▶ _What this task involves_
Can you copy the records word for word, from their first line up to and including the line that contains "x-tick-label: 2009 <box>550 765 611 793</box>"?

Start

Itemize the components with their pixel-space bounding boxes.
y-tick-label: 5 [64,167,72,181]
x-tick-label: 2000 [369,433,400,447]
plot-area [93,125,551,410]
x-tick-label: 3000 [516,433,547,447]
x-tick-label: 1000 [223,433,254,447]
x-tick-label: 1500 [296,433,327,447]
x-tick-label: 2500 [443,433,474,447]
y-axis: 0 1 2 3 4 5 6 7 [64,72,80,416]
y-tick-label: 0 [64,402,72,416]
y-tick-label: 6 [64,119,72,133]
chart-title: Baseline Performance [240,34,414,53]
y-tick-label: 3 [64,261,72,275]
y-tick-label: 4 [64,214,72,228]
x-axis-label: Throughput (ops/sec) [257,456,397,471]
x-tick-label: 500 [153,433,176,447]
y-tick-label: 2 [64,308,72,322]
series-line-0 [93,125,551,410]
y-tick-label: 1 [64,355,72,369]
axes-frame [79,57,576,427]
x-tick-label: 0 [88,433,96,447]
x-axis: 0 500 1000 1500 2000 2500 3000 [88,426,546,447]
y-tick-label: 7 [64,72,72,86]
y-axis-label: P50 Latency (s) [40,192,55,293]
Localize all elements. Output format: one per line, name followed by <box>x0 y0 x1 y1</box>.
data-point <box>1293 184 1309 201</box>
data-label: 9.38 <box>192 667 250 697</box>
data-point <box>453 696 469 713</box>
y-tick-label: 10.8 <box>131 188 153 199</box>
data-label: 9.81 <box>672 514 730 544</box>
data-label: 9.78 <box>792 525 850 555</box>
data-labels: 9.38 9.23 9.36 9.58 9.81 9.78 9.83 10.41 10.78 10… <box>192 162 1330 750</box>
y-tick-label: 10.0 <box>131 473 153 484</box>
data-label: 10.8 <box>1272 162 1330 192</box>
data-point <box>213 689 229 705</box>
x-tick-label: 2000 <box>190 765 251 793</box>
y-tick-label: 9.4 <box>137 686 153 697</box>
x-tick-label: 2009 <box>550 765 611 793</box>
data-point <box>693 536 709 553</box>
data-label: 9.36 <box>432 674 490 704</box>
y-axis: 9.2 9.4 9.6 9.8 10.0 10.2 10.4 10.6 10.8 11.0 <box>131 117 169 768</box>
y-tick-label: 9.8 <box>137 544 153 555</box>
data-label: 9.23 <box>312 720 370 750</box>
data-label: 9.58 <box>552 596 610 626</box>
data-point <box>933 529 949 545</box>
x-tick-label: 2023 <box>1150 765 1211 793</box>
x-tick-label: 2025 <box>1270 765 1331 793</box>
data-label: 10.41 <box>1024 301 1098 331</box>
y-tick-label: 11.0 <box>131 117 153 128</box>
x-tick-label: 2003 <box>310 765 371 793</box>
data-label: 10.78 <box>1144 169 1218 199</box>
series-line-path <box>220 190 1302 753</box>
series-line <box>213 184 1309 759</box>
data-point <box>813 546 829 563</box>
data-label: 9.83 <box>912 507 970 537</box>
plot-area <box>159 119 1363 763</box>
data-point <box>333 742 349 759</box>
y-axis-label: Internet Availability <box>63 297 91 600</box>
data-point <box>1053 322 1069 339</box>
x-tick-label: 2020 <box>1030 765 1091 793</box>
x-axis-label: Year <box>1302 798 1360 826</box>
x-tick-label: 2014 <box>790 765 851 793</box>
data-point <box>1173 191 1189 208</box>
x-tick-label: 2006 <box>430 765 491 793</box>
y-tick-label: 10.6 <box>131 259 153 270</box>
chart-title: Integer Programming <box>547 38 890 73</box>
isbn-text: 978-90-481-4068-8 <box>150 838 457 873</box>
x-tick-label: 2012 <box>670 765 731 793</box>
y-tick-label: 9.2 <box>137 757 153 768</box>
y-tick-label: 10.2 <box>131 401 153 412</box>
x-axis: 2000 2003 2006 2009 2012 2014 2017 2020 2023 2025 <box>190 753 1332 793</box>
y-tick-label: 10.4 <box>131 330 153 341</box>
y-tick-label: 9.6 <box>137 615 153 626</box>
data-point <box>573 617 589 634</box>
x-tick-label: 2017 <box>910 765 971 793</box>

End

▶ _Reply_
Itemize the components with their pixel-space bounding boxes.
y-tick-label: 5 [64,167,72,181]
x-tick-label: 2000 [369,433,400,447]
plot-area [93,125,551,410]
x-tick-label: 3000 [516,433,547,447]
x-tick-label: 1000 [223,433,254,447]
x-tick-label: 1500 [296,433,327,447]
x-tick-label: 2500 [443,433,474,447]
y-axis: 0 1 2 3 4 5 6 7 [64,72,80,416]
y-tick-label: 0 [64,402,72,416]
y-tick-label: 6 [64,119,72,133]
chart-title: Baseline Performance [240,34,414,53]
y-tick-label: 3 [64,261,72,275]
y-tick-label: 4 [64,214,72,228]
x-axis-label: Throughput (ops/sec) [257,456,397,471]
x-tick-label: 500 [153,433,176,447]
y-tick-label: 2 [64,308,72,322]
series-line-0 [93,125,551,410]
y-tick-label: 1 [64,355,72,369]
axes-frame [79,57,576,427]
x-tick-label: 0 [88,433,96,447]
x-axis: 0 500 1000 1500 2000 2500 3000 [88,426,546,447]
y-tick-label: 7 [64,72,72,86]
y-axis-label: P50 Latency (s) [40,192,55,293]
Localize all elements. Output format: one per line, name followed by <box>x0 y0 x1 y1</box>.
data-point <box>1293 184 1309 201</box>
data-label: 9.38 <box>192 667 250 697</box>
data-point <box>453 696 469 713</box>
y-tick-label: 10.8 <box>131 188 153 199</box>
data-label: 9.81 <box>672 514 730 544</box>
data-label: 9.78 <box>792 525 850 555</box>
data-labels: 9.38 9.23 9.36 9.58 9.81 9.78 9.83 10.41 10.78 10… <box>192 162 1330 750</box>
y-tick-label: 10.0 <box>131 473 153 484</box>
data-label: 10.8 <box>1272 162 1330 192</box>
data-point <box>213 689 229 705</box>
x-tick-label: 2000 <box>190 765 251 793</box>
y-tick-label: 9.4 <box>137 686 153 697</box>
x-tick-label: 2009 <box>550 765 611 793</box>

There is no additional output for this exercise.